§ **EXERCISE BRIEF**
All lines from the line containing "Read all visible content and emit it as JSON." up to and including the last line of the listing below should be echoed exactly; no other lines belong in the response.

§ **Raw records**

━━━

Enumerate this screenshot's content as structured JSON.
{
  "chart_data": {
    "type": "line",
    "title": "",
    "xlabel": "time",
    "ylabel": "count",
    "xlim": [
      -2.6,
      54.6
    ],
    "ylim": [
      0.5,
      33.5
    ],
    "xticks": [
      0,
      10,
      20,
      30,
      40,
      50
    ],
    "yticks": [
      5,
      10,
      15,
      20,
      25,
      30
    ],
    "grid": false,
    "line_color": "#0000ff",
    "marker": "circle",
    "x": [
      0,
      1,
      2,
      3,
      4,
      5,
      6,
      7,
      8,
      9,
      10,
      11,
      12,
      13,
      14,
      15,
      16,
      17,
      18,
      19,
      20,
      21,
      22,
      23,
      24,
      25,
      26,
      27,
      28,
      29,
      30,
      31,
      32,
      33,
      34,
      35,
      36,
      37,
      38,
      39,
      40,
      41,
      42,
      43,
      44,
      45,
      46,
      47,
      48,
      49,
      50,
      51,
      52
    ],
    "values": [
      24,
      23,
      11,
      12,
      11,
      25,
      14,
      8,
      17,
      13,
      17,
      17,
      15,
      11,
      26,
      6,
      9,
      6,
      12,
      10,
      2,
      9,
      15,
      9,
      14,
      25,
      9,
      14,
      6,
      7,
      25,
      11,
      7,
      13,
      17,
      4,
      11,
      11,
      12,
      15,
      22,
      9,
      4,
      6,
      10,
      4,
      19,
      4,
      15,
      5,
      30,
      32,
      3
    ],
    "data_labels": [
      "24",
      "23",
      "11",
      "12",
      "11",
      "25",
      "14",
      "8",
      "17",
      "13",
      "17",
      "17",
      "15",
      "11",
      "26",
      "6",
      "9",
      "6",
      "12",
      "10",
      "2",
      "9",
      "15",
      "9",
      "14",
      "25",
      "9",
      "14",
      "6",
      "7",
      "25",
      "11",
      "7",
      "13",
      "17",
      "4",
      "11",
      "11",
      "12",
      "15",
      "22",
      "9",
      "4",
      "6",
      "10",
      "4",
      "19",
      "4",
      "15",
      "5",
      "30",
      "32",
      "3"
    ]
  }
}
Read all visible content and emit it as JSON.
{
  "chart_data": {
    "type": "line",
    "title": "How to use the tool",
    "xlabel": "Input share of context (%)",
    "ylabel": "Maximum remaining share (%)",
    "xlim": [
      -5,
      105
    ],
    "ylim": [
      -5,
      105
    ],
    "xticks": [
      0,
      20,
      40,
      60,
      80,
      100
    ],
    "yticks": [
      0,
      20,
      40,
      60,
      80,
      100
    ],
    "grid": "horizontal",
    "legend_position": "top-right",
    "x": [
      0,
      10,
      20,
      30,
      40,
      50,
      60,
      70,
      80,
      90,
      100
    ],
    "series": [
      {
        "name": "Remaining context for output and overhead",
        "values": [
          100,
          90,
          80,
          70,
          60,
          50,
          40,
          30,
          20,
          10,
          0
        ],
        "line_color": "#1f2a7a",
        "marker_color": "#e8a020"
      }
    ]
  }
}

━━━

§ **WRITTEN SOLUTION**
Read all visible content and emit it as JSON.
{
  "chart_data": {
    "type": "line",
    "title": "How to use the tool",
    "xlabel": "Input share of context (%)",
    "ylabel": "Maximum remaining share (%)",
    "xlim": [
      -5,
      105
    ],
    "ylim": [
      -5,
      105
    ],
    "xticks": [
      0,
      20,
      40,
      60,
      80,
      100
    ],
    "yticks": [
      0,
      20,
      40,
      60,
      80,
      100
    ],
    "grid": "horizontal",
    "legend_position": "top-right",
    "x": [
      0,
      10,
      20,
      30,
      40,
      50,
      60,
      70,
      80,
      90,
      100
    ],
    "series": [
      {
        "name": "Remaining context for output and overhead",
        "values": [
          100,
          90,
          80,
          70,
          60,
          50,
          40,
          30,
          20,
          10,
          0
        ],
        "line_color": "#1f2a7a",
        "marker_color": "#e8a020"
      }
    ]
  }
}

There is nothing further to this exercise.